[Items listed in a dataset]

================

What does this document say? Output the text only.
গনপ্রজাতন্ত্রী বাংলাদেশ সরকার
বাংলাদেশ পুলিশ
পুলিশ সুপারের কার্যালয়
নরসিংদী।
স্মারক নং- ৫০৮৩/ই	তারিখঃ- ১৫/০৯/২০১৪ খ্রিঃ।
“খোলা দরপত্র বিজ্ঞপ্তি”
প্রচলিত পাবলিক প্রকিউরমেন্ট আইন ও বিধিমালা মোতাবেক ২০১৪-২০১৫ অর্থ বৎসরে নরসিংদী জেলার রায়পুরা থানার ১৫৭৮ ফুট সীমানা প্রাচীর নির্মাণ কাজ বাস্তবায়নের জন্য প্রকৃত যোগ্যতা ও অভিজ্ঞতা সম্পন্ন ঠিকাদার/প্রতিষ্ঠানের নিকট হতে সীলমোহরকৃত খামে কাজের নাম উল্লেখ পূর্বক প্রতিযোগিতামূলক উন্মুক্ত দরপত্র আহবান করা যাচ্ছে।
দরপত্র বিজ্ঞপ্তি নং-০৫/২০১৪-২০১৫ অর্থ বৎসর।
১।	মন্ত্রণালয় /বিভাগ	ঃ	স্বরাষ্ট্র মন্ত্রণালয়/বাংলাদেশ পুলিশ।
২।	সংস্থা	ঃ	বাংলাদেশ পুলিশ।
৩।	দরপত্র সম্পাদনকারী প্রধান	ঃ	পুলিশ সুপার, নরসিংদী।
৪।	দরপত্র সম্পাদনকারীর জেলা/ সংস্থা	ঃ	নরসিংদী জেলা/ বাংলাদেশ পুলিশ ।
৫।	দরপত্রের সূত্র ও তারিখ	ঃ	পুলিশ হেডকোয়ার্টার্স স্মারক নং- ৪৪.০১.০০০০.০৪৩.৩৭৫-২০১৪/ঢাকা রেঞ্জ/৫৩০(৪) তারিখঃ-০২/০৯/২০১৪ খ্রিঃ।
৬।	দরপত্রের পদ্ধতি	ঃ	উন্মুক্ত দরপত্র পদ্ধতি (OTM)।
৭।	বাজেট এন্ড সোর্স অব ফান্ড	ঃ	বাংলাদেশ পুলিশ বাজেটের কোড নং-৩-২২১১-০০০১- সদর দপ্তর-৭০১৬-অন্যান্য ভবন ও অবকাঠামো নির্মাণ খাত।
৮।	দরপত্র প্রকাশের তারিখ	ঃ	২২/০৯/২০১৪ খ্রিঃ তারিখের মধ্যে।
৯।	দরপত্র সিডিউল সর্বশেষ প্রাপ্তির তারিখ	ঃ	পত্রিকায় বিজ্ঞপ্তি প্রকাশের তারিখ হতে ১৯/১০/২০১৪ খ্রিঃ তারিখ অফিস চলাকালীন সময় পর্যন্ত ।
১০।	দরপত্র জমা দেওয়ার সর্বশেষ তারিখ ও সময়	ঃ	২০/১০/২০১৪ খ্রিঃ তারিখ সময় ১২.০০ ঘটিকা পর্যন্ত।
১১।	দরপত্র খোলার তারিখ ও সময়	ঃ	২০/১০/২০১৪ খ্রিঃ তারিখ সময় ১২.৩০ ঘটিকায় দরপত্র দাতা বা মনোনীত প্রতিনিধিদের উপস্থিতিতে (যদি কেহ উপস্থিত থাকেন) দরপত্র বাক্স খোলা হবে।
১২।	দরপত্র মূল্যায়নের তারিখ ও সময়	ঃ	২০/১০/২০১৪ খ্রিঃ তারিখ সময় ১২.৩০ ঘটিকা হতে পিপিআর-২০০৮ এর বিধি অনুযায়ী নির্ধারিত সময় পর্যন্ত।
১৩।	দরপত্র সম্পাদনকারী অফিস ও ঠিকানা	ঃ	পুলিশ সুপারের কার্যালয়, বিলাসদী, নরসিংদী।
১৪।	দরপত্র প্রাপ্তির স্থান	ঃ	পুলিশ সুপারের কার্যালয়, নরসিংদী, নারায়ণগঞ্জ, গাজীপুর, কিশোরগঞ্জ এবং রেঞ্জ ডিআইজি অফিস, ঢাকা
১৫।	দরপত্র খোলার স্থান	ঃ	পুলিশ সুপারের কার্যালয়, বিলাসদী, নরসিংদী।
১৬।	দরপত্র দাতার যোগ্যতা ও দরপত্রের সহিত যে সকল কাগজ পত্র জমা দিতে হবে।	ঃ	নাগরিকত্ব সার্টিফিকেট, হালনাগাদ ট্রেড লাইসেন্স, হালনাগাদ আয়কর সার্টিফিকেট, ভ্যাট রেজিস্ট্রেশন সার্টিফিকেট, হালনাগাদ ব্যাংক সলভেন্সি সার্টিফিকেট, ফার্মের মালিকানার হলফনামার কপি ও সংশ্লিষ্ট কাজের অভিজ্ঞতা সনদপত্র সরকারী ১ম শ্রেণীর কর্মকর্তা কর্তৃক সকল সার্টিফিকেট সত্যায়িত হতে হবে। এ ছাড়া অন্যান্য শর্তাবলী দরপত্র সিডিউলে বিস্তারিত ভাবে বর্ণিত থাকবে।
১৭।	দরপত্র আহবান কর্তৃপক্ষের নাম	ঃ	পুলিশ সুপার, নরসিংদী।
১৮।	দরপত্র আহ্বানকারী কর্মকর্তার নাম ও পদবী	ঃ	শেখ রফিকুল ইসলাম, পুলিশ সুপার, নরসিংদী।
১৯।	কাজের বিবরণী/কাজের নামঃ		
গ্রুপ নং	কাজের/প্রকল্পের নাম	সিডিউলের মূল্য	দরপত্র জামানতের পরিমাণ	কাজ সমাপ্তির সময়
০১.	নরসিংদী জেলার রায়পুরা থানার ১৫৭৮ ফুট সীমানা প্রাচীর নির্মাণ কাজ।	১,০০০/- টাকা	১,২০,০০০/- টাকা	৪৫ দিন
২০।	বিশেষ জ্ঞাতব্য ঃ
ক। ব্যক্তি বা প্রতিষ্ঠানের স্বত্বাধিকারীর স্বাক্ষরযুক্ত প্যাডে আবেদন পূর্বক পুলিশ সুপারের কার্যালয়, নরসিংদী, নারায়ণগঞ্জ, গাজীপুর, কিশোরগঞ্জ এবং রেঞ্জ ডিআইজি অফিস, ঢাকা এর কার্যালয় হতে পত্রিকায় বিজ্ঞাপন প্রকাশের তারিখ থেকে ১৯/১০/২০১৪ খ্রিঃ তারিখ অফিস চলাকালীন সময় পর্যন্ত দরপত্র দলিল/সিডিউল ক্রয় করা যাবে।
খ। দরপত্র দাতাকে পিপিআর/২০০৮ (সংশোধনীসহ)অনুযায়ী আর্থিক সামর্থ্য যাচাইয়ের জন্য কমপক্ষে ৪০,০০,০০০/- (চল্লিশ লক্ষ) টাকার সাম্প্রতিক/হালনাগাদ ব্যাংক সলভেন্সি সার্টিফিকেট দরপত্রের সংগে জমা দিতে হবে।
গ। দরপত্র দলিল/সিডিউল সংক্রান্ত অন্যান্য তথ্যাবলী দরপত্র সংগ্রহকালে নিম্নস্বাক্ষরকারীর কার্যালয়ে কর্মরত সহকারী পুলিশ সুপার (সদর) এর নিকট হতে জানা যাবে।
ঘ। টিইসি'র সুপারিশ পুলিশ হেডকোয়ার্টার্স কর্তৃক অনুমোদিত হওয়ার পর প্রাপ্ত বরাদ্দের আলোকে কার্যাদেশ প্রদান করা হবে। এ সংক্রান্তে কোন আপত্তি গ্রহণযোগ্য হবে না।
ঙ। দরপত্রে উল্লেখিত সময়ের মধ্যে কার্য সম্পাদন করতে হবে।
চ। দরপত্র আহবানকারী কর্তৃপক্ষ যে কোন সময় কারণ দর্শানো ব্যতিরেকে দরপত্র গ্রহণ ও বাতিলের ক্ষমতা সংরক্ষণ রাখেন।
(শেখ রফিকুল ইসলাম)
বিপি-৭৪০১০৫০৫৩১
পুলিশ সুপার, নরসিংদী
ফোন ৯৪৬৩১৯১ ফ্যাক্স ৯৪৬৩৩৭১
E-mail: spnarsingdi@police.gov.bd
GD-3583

================

Exercise prompt :: Copy each line of the listing that contains the string "বৎসর".

Solved problem ::
প্রচলিত পাবলিক প্রকিউরমেন্ট আইন ও বিধিমালা মোতাবেক ২০১৪-২০১৫ অর্থ বৎসরে নরসিংদী জেলার রায়পুরা থানার ১৫৭৮ ফুট সীমানা প্রাচীর নির্মাণ কাজ বাস্তবায়নের জন্য প্রকৃত যোগ্যতা ও অভিজ্ঞতা সম্পন্ন ঠিকাদার/প্রতিষ্ঠানের নিকট হতে সীলমোহরকৃত খামে কাজের নাম উল্লেখ পূর্বক প্রতিযোগিতামূলক উন্মুক্ত দরপত্র আহবান করা যাচ্ছে।
দরপত্র বিজ্ঞপ্তি নং-০৫/২০১৪-২০১৫ অর্থ বৎসর।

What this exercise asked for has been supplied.